## Trecho da página
-- -- --

Há uma forte pressão sobre os bravos cidadãos que resistem a ter um telefone celular. Lá estão eles, tranquilos, sem sentir falta de algo que nunca tiveram. Sabem, portanto, que prescindem do aparelho. Mas os amigos e parentes estão convencidos de que, ao se comportarem como luditas antipáticos, os renitentes dificultam suas próprias vidas e a dos que interagem com eles. Geralmente, a justificativa para convencer o sujeito a aderir à tecnologia é a segurança. Em caso de queda no banheiro, por exemplo, a quem recorrer se você estiver sozinho em casa? Raciocínio sensato, mas que implica na necessidade de nunca se desgrudar do aparelho e jamais deixar a bateria descarregar. O aparelho deve se tornar um apêndice de seu corpo e ser nutrido como tal.

Esta semana encontrei o sr. Adalberto com a família no restaurante. Havia um tom de comemoração entre eles porque o sr. Adalberto finalmente aceitou usar um celular e agora carrega consigo o aparelho que o filho lhe deu.

Bem-vindo ao mundo dos eternamente “em contato”, sr. Adalberto! E cuidado, que esses aparelhos às vezes têm vida própria.

Sempre fantasiamos que as máquinas um dia serão tão inteligentes que acabarão nos dominando

Pretensão ou ingenuidade, não sei. Fato é que sempre fantasiamos que as máquinas um dia serão tão inteligentes que acabarão nos dominando. Ficarão parecidas conosco, vingativas e mandonas. Terão piti, como o Hal 9000, de 2001, Uma Odisseia no Espaço. Quando a máquina faz algo que não conseguimos explicar, nós, os leigos da tecnologia, desconfiamos que ela anda pensando por conta própria. Eu mesma desconfio que o meu aparelho está empenhado em me constranger. Se não é isso, por que, então, começaria a tocar um funk no exato momento em que me levantei para ir até a funcionária da Polícia Federal que iria renovar meu passaporte? “Ah, a música era sua?”, comentou a moça quando lhe expliquei minha pressa em desligar o aparelho. Muito delicada, ela não fez nenhum comentário sobre o meu aparente mau gosto musical. Como sempre, quando se trata de tecnologia, havia uma explicação para aquilo que me pareceu um fenômeno sobrenatural. Suponho que, com o aparelho espremido no bolso dianteiro do jeans, acionei acidentalmente a tela touch ao me levantar e fui para o YouTube, de onde saiu o vozeirão do funkeiro. Como costuma acontecer, a explicação tira a graça da história. Preferia pensar no celular como um ser endiabrado, um saci eletrônico pregando peças nas tataranetas da Dona Benta.

-- -- --

## Informações registradas
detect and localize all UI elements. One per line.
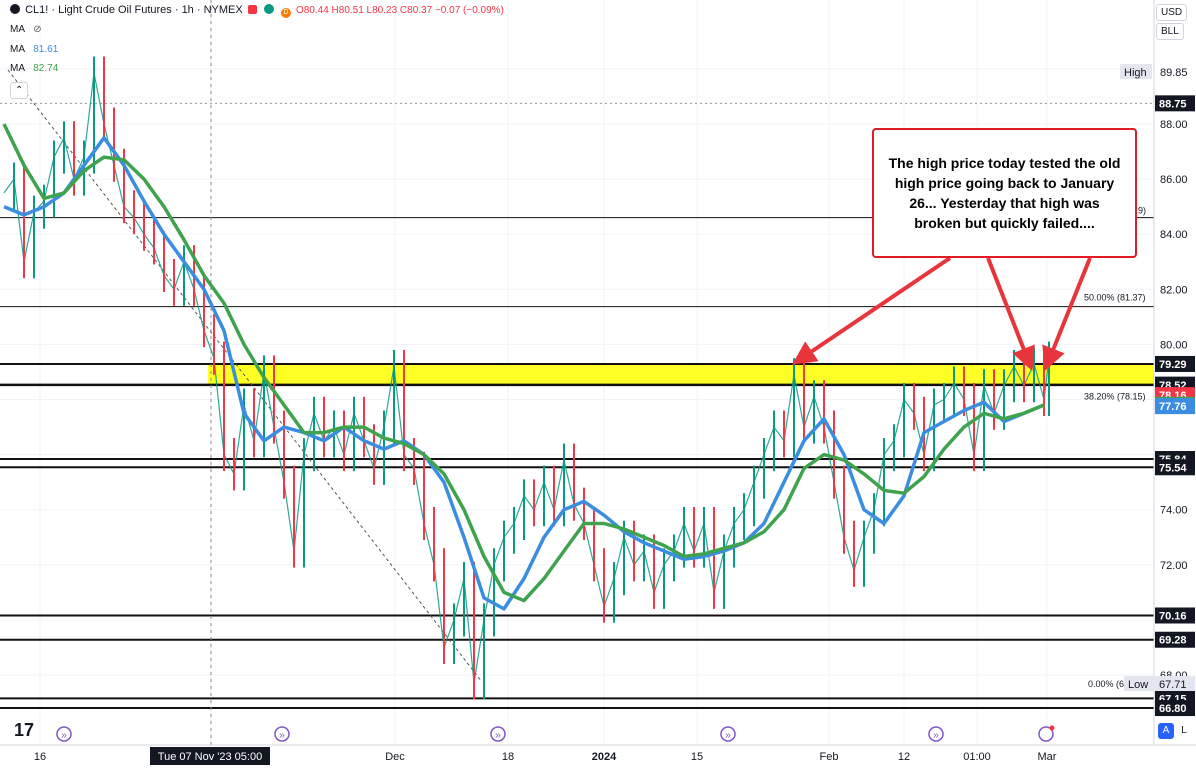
ma-label: MA [10,63,25,74]
time-tick-label: 12 [898,751,910,763]
chart-header: CL1! · Light Crude Oil Futures · 1h · NY… [8,4,504,18]
delayed-badge: D [280,8,291,18]
time-tick-label: Feb [820,751,839,763]
price-tick-label: 82.00 [1160,284,1188,296]
event-alert-dot [1049,725,1055,731]
fib-label: 9) [1138,206,1146,216]
annotation-arrow [792,256,952,365]
price-tick-label: 72.00 [1160,560,1188,572]
time-tick-label: 01:00 [963,751,991,763]
flag-icon[interactable] [247,5,257,14]
annotation-callout: The high price today tested the old high… [872,128,1137,258]
time-tick-label: Mar [1038,751,1057,763]
level-price-tag: 79.29 [1159,359,1187,371]
price-tick-label: 74.00 [1160,505,1188,517]
currency-selector[interactable]: USD [1156,4,1188,21]
price-tick-label: 86.00 [1160,174,1188,186]
eye-off-icon[interactable]: ⊘ [33,24,41,35]
indicator-ma-fast[interactable]: MA 81.61 [10,44,58,55]
fib-label: 50.00% (81.37) [1084,293,1146,303]
level-price-tag: 75.54 [1159,462,1187,474]
unit-selector[interactable]: BLL [1156,23,1184,40]
time-tick-label: 2024 [592,751,617,763]
price-tick-label: 80.00 [1160,339,1188,351]
low-label: Low [1128,679,1148,691]
log-scale-button[interactable]: L [1176,723,1192,739]
price-tag: 77.76 [1159,401,1187,413]
low-value: 67.71 [1159,679,1187,691]
time-tick-label: Dec [385,751,405,763]
collapse-legend-button[interactable]: ⌃ [10,82,29,99]
price-tick-label: 84.00 [1160,229,1188,241]
price-tick-label: 88.00 [1160,119,1188,131]
time-tick-label: 18 [502,751,514,763]
level-price-tag: 66.80 [1159,703,1187,715]
ma-slow-value: 82.74 [33,63,59,74]
symbol-icon [10,4,20,14]
event-marker-glyph: » [495,730,501,741]
price-chart[interactable]: 50.00% (81.37)38.20% (78.15)0.00% (67.71… [0,0,1196,770]
crosshair-time-label: Tue 07 Nov '23 05:00 [158,751,262,763]
time-tick-label: 16 [34,751,46,763]
symbol-title[interactable]: CL1! · Light Crude Oil Futures · 1h · NY… [25,4,243,16]
high-value: 89.85 [1160,67,1188,79]
event-marker-glyph: » [933,730,939,741]
event-marker-glyph: » [279,730,285,741]
tradingview-logo[interactable]: 17 [14,720,34,741]
high-label: High [1124,67,1147,79]
status-dot-icon [263,4,274,14]
ma-label: MA [10,24,25,35]
ohlc-values: O80.44 H80.51 L80.23 C80.37 −0.07 (−0.09… [295,5,504,16]
ma-label: MA [10,44,25,55]
event-markers: » » » » » [56,725,1055,742]
time-tick-label: 15 [691,751,703,763]
auto-scale-button[interactable]: A [1158,723,1174,739]
indicator-ma-slow[interactable]: MA 82.74 [10,63,58,74]
level-price-tag: 69.28 [1159,635,1187,647]
event-marker-glyph: » [725,730,731,741]
event-marker-glyph: » [61,730,67,741]
indicator-ma-visibility[interactable]: MA ⊘ [10,24,42,35]
fib-label: 38.20% (78.15) [1084,391,1146,401]
level-price-tag: 70.16 [1159,610,1187,622]
price-tag: 88.75 [1159,98,1187,110]
resistance-zone [208,363,1154,385]
ma-fast-value: 81.61 [33,44,59,55]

-- -- --

## Conjunto de tarefas
(A) Segundo a crônica sobre o celular, qual costuma ser a justificativa para convencer alguém a aderir à tecnologia?
(B) Extraia, sem alterações, o trecho da crônica sobre o celular que começa em "Há uma forte" e prossegue até "nutrido como tal.".
(C) Dê continuidade à crônica sobre o celular a partir do ponto em que ela termina.

## Respostas do exercício
(A) A segurança.

(B)
Há uma forte pressão sobre os bravos cidadãos que resistem a ter um telefone celular. Lá estão eles, tranquilos, sem sentir falta de algo que nunca tiveram. Sabem, portanto, que prescindem do aparelho. Mas os amigos e parentes estão convencidos de que, ao se comportarem como luditas antipáticos, os renitentes dificultam suas próprias vidas e a dos que interagem com eles. Geralmente, a justificativa para convencer o sujeito a aderir à tecnologia é a segurança. Em caso de queda no banheiro, por exemplo, a quem recorrer se você estiver sozinho em casa? Raciocínio sensato, mas que implica na necessidade de nunca se desgrudar do aparelho e jamais deixar a bateria descarregar. O aparelho deve se tornar um apêndice de seu corpo e ser nutrido como tal.

(C)
Meu amigo Paulo também apelou para a vida própria do celular para explicar por que me enviou uma mensagem tarde da noite, um recado misterioso que não consegui entender, um símbolo qualquer, amarelo e sorridente. O que será que ele estava tentando me comunicar de forma tão sutil? Nada. Paulo nem sabia que havia me contactado, me acordando do sono em que eu havia acabado de cair.

Imbatível é a confusão criada por um casal de amigos. Às 3 da madrugada, o marido foi despertado por um barulho vindo do celular (até hoje não explicado). Acordou preocupado e apalpou o aparelho para descobrir quem estava fazendo contato. Toca aqui e ali, acabou abrindo uma mensagem de um conhecido que dizia candidamente: “Vamos comer uma pizza?” Debateu com a esposa longamente sobre aquele estranho convite no meio da madrugada. O amigo estaria com problemas e precisava desabafar? Bêbado, talvez? Resolveram responder educadamente: “Estamos dormindo. Boa noite”. No dia seguinte, o conhecido telefonou para saber por que ele havia lhe enviado uma mensagem às 3 da madruga para contar que... estava dormindo! E o convite para a pizza? Era de meses antes.

***

Nas piores horas, quando não há nada a dizer, recorremos aos poetas. São de Dylan Thomas os versos escritos quando a Europa estava mergulhada na guerra e a morte de crianças envergonhava a humanidade.

“E a morte perderá o seu domínio.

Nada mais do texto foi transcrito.